**TASK GOAL**
Convert the items, from the first line through the line containing "x-tick-label: −3 [94,348,107,360]", into a numbered list, and leave out any blank lines.

━━━ MATERIAL FOR THIS EXERCISE ━━━

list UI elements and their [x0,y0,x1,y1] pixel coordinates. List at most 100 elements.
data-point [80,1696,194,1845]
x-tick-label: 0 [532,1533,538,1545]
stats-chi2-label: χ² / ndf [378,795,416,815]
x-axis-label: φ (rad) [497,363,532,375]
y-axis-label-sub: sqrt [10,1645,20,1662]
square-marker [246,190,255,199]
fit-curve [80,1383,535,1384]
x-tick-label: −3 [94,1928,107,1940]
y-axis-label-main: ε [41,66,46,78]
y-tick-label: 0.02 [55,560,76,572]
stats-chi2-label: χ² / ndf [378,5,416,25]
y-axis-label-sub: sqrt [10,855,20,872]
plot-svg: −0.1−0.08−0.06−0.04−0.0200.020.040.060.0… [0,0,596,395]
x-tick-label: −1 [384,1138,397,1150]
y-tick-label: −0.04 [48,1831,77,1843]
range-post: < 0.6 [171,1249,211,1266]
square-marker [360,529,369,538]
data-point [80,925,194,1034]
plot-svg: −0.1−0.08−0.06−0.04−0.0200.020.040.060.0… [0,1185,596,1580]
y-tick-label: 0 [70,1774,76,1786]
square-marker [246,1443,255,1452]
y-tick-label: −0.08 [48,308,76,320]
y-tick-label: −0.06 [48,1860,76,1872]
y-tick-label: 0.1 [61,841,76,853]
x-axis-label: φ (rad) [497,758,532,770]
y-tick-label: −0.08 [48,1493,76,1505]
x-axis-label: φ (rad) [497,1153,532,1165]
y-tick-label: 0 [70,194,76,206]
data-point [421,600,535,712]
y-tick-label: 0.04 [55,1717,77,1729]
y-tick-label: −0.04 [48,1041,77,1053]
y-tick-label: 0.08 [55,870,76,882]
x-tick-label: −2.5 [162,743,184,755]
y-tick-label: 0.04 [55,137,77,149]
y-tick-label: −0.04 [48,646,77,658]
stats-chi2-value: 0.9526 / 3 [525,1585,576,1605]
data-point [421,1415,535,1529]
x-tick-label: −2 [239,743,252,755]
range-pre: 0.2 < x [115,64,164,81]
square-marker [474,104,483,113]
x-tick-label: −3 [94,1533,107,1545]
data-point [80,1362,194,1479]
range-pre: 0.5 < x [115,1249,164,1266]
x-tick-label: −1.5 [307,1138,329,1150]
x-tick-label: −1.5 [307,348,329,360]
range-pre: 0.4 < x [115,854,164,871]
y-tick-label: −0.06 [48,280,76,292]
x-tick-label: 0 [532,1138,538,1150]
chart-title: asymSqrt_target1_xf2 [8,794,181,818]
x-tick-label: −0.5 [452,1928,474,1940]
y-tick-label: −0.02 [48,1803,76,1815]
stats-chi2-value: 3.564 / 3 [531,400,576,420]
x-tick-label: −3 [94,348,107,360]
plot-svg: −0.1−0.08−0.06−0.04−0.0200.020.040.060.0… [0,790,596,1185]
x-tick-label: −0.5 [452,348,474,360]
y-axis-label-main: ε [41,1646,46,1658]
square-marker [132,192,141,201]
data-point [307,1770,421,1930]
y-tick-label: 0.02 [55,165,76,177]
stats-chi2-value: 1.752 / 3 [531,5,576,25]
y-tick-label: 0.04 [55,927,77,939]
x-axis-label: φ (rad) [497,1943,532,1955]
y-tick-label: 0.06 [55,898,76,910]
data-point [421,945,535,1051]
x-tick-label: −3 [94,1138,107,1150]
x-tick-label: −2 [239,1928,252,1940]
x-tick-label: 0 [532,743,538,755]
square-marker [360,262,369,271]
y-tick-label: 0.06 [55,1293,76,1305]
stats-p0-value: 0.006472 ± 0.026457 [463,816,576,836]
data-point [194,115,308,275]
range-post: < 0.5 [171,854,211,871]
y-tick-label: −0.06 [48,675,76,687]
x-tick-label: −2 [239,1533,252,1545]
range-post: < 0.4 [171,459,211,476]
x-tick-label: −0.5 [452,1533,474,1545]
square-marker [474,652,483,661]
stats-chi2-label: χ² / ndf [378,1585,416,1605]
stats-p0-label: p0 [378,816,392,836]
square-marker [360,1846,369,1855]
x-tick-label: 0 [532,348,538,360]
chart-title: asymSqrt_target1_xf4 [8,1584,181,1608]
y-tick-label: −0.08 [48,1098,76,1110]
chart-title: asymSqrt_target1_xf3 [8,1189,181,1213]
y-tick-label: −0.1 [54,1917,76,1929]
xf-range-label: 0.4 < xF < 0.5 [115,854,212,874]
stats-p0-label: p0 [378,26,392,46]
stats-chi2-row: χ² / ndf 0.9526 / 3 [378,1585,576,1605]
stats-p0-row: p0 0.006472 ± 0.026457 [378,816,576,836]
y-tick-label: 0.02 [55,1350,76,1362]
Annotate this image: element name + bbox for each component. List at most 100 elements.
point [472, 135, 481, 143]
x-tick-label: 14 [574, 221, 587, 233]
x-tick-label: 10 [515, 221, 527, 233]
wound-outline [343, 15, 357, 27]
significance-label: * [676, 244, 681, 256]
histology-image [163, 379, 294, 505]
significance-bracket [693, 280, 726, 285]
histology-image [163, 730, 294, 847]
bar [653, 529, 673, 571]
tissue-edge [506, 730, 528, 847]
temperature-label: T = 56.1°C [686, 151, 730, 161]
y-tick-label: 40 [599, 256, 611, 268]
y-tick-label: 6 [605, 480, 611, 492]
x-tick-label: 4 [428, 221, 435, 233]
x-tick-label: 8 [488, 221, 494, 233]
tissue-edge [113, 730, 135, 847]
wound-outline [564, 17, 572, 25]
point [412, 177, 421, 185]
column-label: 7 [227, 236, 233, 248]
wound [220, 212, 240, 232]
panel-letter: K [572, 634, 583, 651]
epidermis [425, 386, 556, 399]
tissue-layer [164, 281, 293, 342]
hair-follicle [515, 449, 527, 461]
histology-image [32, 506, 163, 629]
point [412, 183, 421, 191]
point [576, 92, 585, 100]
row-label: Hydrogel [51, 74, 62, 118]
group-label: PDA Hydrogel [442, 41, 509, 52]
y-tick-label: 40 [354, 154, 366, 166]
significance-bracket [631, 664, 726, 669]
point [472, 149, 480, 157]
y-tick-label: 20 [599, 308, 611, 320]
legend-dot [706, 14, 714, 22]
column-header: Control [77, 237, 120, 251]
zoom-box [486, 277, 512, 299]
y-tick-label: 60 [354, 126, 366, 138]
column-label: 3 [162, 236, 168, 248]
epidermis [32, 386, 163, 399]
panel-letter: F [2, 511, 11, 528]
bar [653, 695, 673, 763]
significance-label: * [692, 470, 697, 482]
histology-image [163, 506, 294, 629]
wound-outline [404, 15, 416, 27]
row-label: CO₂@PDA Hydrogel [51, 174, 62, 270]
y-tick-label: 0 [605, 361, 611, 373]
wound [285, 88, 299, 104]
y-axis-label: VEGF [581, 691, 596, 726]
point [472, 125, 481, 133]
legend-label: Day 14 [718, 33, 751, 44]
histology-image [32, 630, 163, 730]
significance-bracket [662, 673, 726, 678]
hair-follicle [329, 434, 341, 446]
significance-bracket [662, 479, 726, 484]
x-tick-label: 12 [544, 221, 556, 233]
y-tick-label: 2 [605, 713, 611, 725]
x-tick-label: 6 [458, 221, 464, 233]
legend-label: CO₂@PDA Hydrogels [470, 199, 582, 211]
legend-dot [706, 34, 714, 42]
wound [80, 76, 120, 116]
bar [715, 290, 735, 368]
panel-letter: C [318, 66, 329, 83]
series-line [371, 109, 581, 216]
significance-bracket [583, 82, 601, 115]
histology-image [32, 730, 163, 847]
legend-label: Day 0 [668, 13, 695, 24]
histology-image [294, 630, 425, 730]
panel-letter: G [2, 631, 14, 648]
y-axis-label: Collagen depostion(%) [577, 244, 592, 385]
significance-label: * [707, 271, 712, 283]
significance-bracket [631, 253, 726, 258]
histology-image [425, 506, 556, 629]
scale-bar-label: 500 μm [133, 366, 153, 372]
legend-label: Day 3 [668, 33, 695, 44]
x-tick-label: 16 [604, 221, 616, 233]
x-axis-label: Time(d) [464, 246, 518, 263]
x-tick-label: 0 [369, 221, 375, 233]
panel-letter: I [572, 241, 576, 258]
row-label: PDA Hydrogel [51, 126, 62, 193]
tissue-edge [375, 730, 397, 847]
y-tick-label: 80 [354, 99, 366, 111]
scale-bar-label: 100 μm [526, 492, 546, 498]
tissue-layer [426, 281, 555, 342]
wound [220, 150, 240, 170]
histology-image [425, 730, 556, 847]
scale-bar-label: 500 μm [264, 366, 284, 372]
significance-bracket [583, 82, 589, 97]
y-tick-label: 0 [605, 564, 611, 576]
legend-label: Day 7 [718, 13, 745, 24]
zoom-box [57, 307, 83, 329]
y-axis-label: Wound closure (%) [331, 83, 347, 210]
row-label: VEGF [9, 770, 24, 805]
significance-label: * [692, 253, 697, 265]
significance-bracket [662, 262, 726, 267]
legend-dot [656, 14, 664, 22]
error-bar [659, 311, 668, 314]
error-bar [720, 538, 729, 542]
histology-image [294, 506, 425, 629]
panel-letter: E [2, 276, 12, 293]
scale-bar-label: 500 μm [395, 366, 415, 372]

━━━

**ANSWER TO THE TASK**
1. list UI elements and their [x0,y0,x1,y1] pixel coordinates. List at most 100 elements.
2. data-point [80,1696,194,1845]
3. x-tick-label: 0 [532,1533,538,1545]
4. stats-chi2-label: χ² / ndf [378,795,416,815]
5. x-axis-label: φ (rad) [497,363,532,375]
6. y-axis-label-sub: sqrt [10,1645,20,1662]
7. square-marker [246,190,255,199]
8. fit-curve [80,1383,535,1384]
9. x-tick-label: −3 [94,1928,107,1940]
10. y-axis-label-main: ε [41,66,46,78]
11. y-tick-label: 0.02 [55,560,76,572]
12. stats-chi2-label: χ² / ndf [378,5,416,25]
13. y-axis-label-sub: sqrt [10,855,20,872]
14. plot-svg: −0.1−0.08−0.06−0.04−0.0200.020.040.060.0… [0,0,596,395]
15. x-tick-label: −1 [384,1138,397,1150]
16. y-tick-label: −0.04 [48,1831,77,1843]
17. range-post: < 0.6 [171,1249,211,1266]
18. square-marker [360,529,369,538]
19. data-point [80,925,194,1034]
20. plot-svg: −0.1−0.08−0.06−0.04−0.0200.020.040.060.0… [0,1185,596,1580]
21. y-tick-label: 0 [70,1774,76,1786]
22. square-marker [246,1443,255,1452]
23. y-tick-label: −0.08 [48,308,76,320]
24. y-tick-label: −0.06 [48,1860,76,1872]
25. y-tick-label: 0.1 [61,841,76,853]
26. x-axis-label: φ (rad) [497,758,532,770]
27. y-tick-label: −0.08 [48,1493,76,1505]
28. x-axis-label: φ (rad) [497,1153,532,1165]
29. y-tick-label: 0 [70,194,76,206]
30. data-point [421,600,535,712]
31. y-tick-label: 0.04 [55,1717,77,1729]
32. y-tick-label: −0.04 [48,1041,77,1053]
33. y-tick-label: 0.08 [55,870,76,882]
34. x-tick-label: −2.5 [162,743,184,755]
35. y-tick-label: 0.04 [55,137,77,149]
36. y-tick-label: −0.04 [48,646,77,658]
37. stats-chi2-value: 0.9526 / 3 [525,1585,576,1605]
38. data-point [421,1415,535,1529]
39. x-tick-label: −2 [239,743,252,755]
40. range-pre: 0.2 < x [115,64,164,81]
41. square-marker [474,104,483,113]
42. x-tick-label: −3 [94,1533,107,1545]
43. data-point [80,1362,194,1479]
44. range-pre: 0.5 < x [115,1249,164,1266]
45. x-tick-label: −1.5 [307,1138,329,1150]
46. x-tick-label: −1.5 [307,348,329,360]
47. range-pre: 0.4 < x [115,854,164,871]
48. y-tick-label: −0.06 [48,280,76,292]
49. x-tick-label: 0 [532,1138,538,1150]
50. chart-title: asymSqrt_target1_xf2 [8,794,181,818]
51. x-tick-label: −0.5 [452,1928,474,1940]
52. y-tick-label: −0.02 [48,1803,76,1815]
53. stats-chi2-value: 3.564 / 3 [531,400,576,420]
54. x-tick-label: −3 [94,348,107,360]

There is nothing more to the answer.